> [Supplied material]
........

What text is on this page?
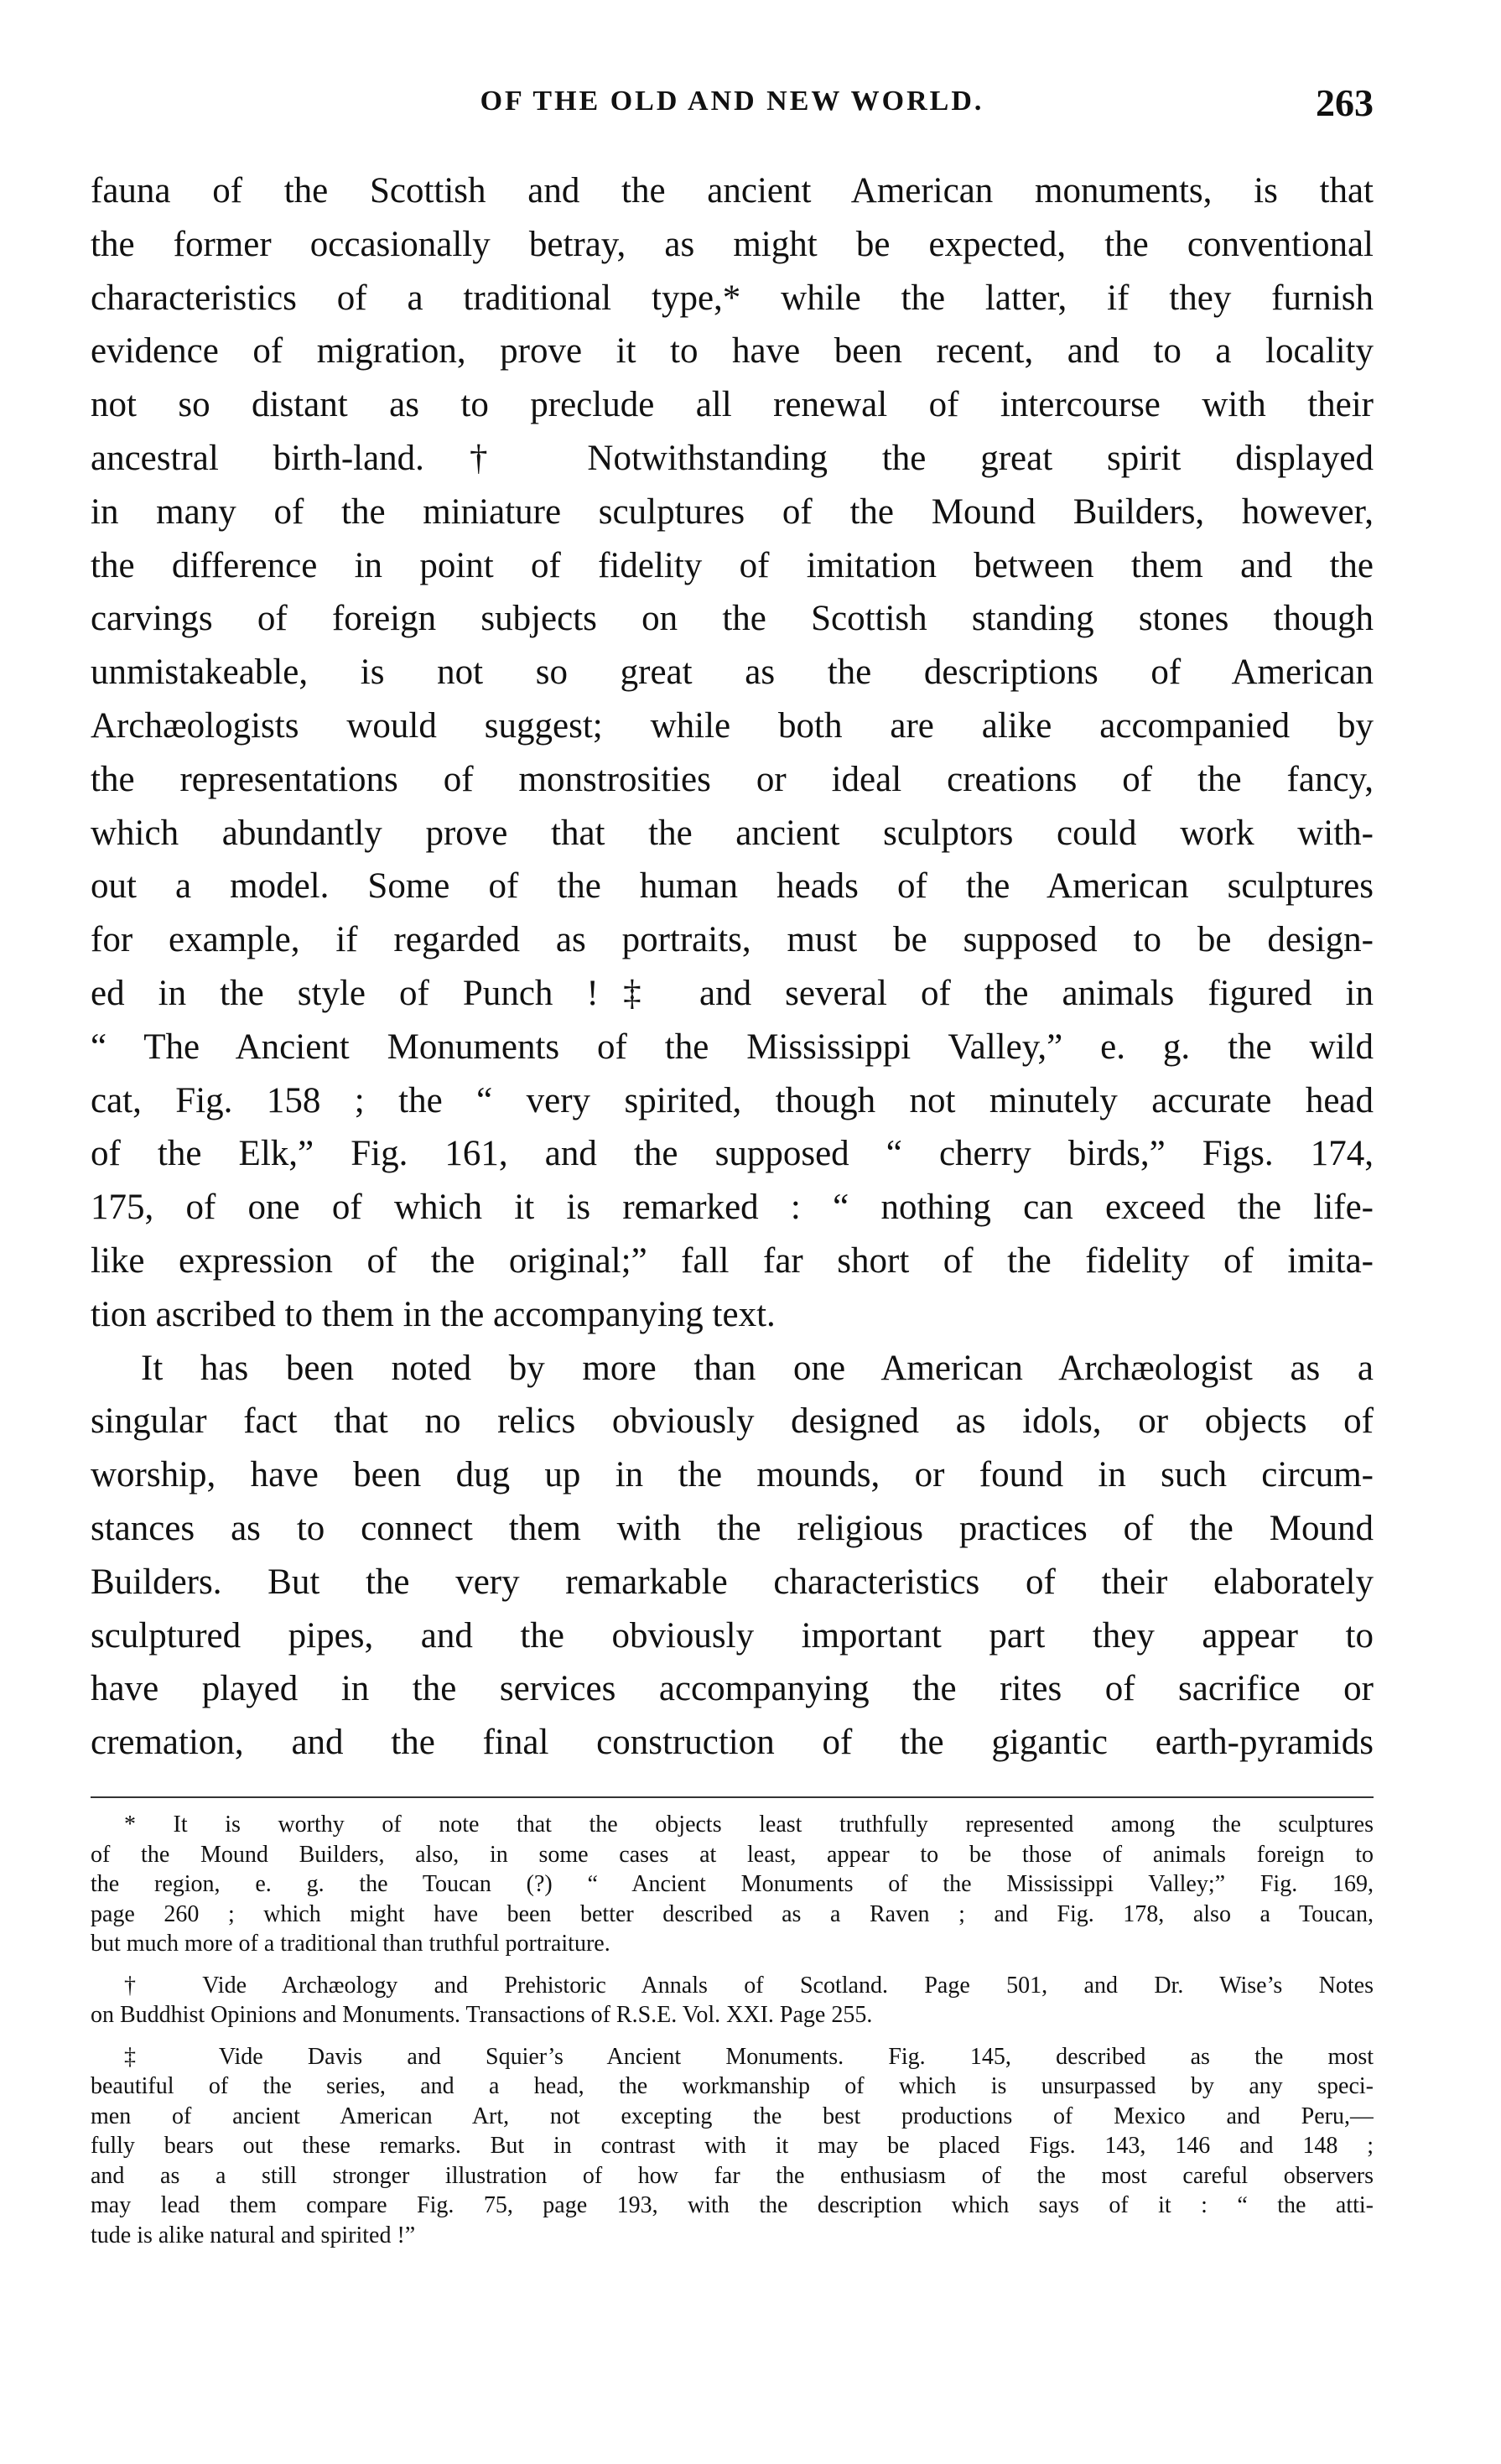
OF THE OLD AND NEW WORLD.	263
fauna of the Scottish and the ancient American monuments, is that
the former occasionally betray, as might be expected, the conventional
characteristics of a traditional type,* while the latter, if they furnish
evidence of migration, prove it to have been recent, and to a locality
not so distant as to preclude all renewal of intercourse with their
ancestral birth-land.† Notwithstanding the great spirit displayed
in many of the miniature sculptures of the Mound Builders, however,
the difference in point of fidelity of imitation between them and the
carvings of foreign subjects on the Scottish standing stones though
unmistakeable, is not so great as the descriptions of American
Archæologists would suggest; while both are alike accompanied by
the representations of monstrosities or ideal creations of the fancy,
which abundantly prove that the ancient sculptors could work with-
out a model. Some of the human heads of the American sculptures
for example, if regarded as portraits, must be supposed to be design-
ed in the style of Punch !‡ and several of the animals figured in
“ The Ancient Monuments of the Mississippi Valley,” e. g. the wild
cat, Fig. 158 ; the “ very spirited, though not minutely accurate head
of the Elk,” Fig. 161, and the supposed “ cherry birds,” Figs. 174,
175, of one of which it is remarked : “ nothing can exceed the life-
like expression of the original;” fall far short of the fidelity of imita-
tion ascribed to them in the accompanying text.
It has been noted by more than one American Archæologist as a
singular fact that no relics obviously designed as idols, or objects of
worship, have been dug up in the mounds, or found in such circum-
stances as to connect them with the religious practices of the Mound
Builders. But the very remarkable characteristics of their elaborately
sculptured pipes, and the obviously important part they appear to
have played in the services accompanying the rites of sacrifice or
cremation, and the final construction of the gigantic earth-pyramids
* It is worthy of note that the objects least truthfully represented among the sculptures
of the Mound Builders, also, in some cases at least, appear to be those of animals foreign to
the region, e. g. the Toucan (?) “ Ancient Monuments of the Mississippi Valley;” Fig. 169,
page 260 ; which might have been better described as a Raven ; and Fig. 178, also a Toucan,
but much more of a traditional than truthful portraiture.
† Vide Archæology and Prehistoric Annals of Scotland. Page 501, and Dr. Wise’s Notes
on Buddhist Opinions and Monuments. Transactions of R.S.E. Vol. XXI. Page 255.
‡ Vide Davis and Squier’s Ancient Monuments. Fig. 145, described as the most
beautiful of the series, and a head, the workmanship of which is unsurpassed by any speci-
men of ancient American Art, not excepting the best productions of Mexico and Peru,—
fully bears out these remarks. But in contrast with it may be placed Figs. 143, 146 and 148 ;
and as a still stronger illustration of how far the enthusiasm of the most careful observers
may lead them compare Fig. 75, page 193, with the description which says of it : “ the atti-
tude is alike natural and spirited !”
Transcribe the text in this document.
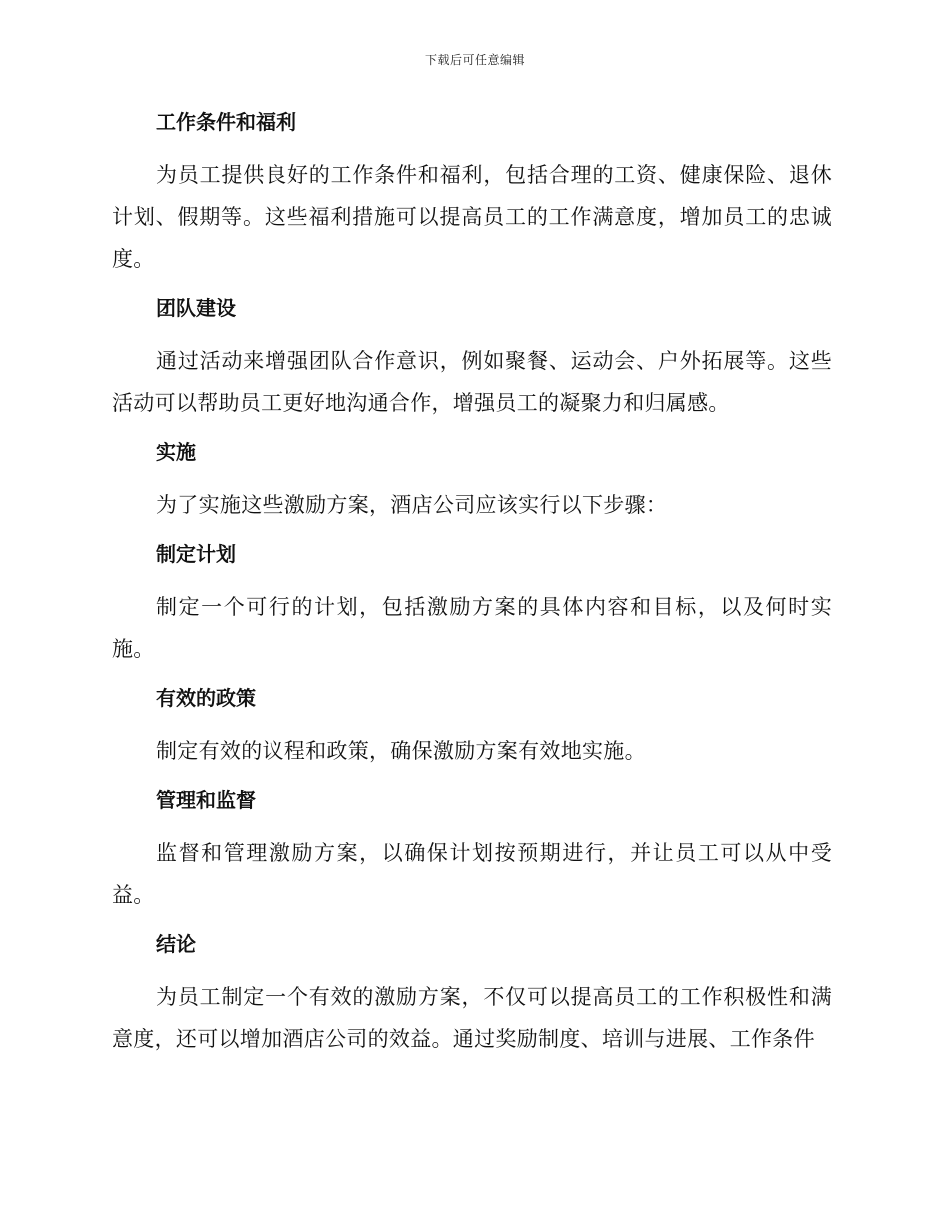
下载后可任意编辑
工作条件和福利

为员工提供良好的工作条件和福利，包括合理的工资、健康保险、退休计划、假期等。这些福利措施可以提高员工的工作满意度，增加员工的忠诚度。

团队建设

通过活动来增强团队合作意识，例如聚餐、运动会、户外拓展等。这些活动可以帮助员工更好地沟通合作，增强员工的凝聚力和归属感。

实施

为了实施这些激励方案，酒店公司应该实行以下步骤：

制定计划

制定一个可行的计划，包括激励方案的具体内容和目标，以及何时实施。

有效的政策

制定有效的议程和政策，确保激励方案有效地实施。

管理和监督

监督和管理激励方案，以确保计划按预期进行，并让员工可以从中受益。

结论

为员工制定一个有效的激励方案，不仅可以提高员工的工作积极性和满意度，还可以增加酒店公司的效益。通过奖励制度、培训与进展、工作条件
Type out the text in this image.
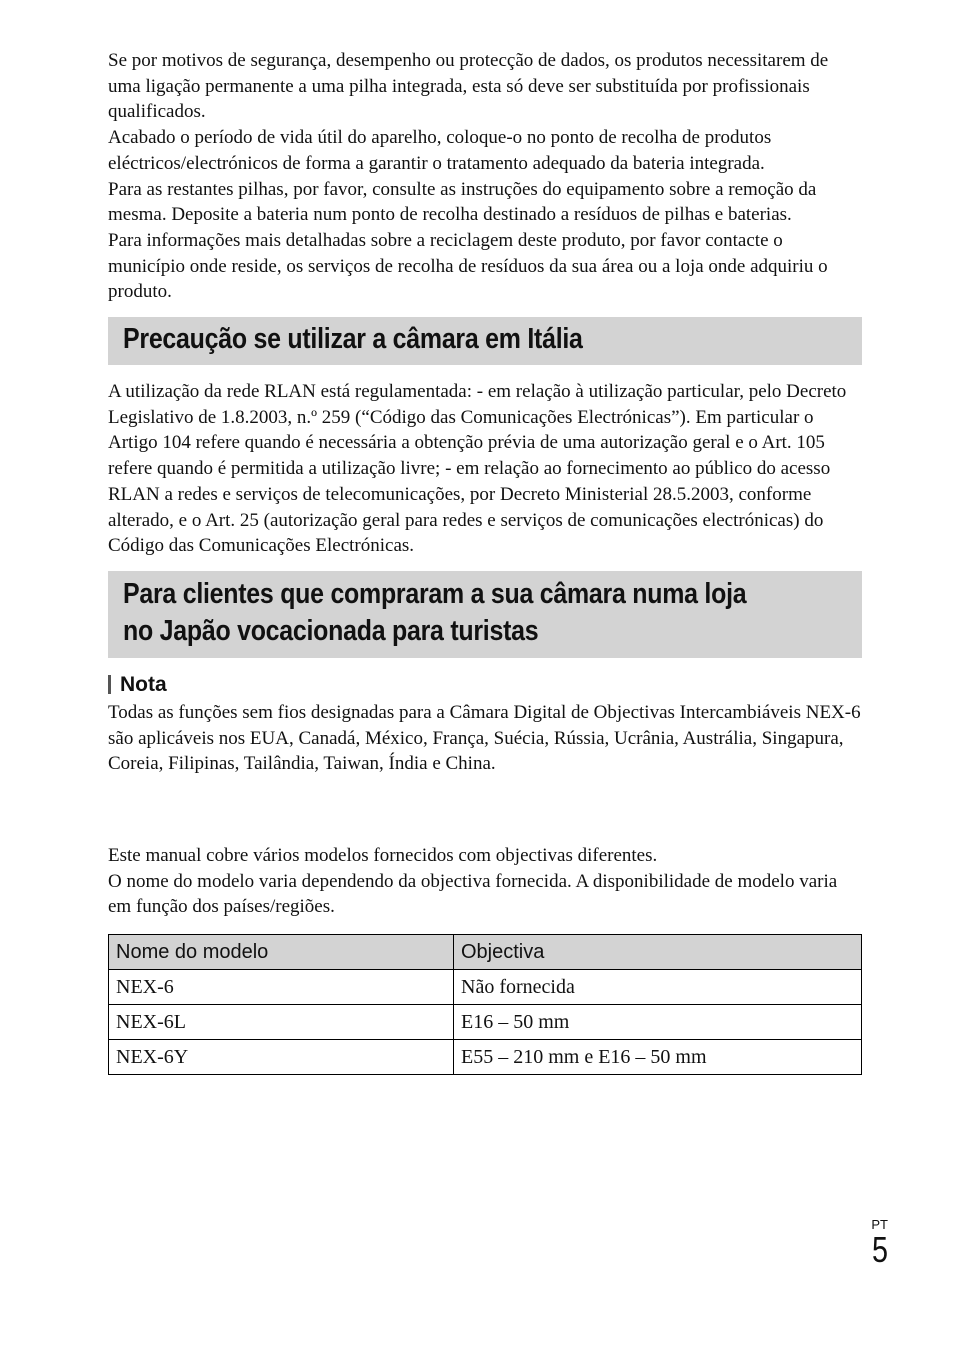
Se por motivos de segurança, desempenho ou protecção de dados, os produtos necessitarem de uma ligação permanente a uma pilha integrada, esta só deve ser substituída por profissionais qualificados.

Acabado o período de vida útil do aparelho, coloque-o no ponto de recolha de produtos eléctricos/electrónicos de forma a garantir o tratamento adequado da bateria integrada.

Para as restantes pilhas, por favor, consulte as instruções do equipamento sobre a remoção da mesma. Deposite a bateria num ponto de recolha destinado a resíduos de pilhas e baterias.

Para informações mais detalhadas sobre a reciclagem deste produto, por favor contacte o município onde reside, os serviços de recolha de resíduos da sua área ou a loja onde adquiriu o produto.

Precaução se utilizar a câmara em Itália

A utilização da rede RLAN está regulamentada: - em relação à utilização particular, pelo Decreto Legislativo de 1.8.2003, n.º 259 (“Código das Comunicações Electrónicas”). Em particular o Artigo 104 refere quando é necessária a obtenção prévia de uma autorização geral e o Art. 105 refere quando é permitida a utilização livre; - em relação ao fornecimento ao público do acesso RLAN a redes e serviços de telecomunicações, por Decreto Ministerial 28.5.2003, conforme alterado, e o Art. 25 (autorização geral para redes e serviços de comunicações electrónicas) do Código das Comunicações Electrónicas.

Para clientes que compraram a sua câmara numa loja
no Japão vocacionada para turistas
Nota

Todas as funções sem fios designadas para a Câmara Digital de Objectivas Intercambiáveis NEX-6 são aplicáveis nos EUA, Canadá, México, França, Suécia, Rússia, Ucrânia, Austrália, Singapura, Coreia, Filipinas, Tailândia, Taiwan, Índia e China.

Este manual cobre vários modelos fornecidos com objectivas diferentes.

O nome do modelo varia dependendo da objectiva fornecida. A disponibilidade de modelo varia em função dos países/regiões.

Nome do modelo	Objectiva
NEX-6	Não fornecida
NEX-6L	E16 – 50 mm
NEX-6Y	E55 – 210 mm e E16 – 50 mm
PT
5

........

> [Challenge] Check every line of the data above for the string "spirited", and copy those that have it.

> [Exercise answer]
cat, Fig. 158 ; the “ very spirited, though not minutely accurate head
tude is alike natural and spirited !”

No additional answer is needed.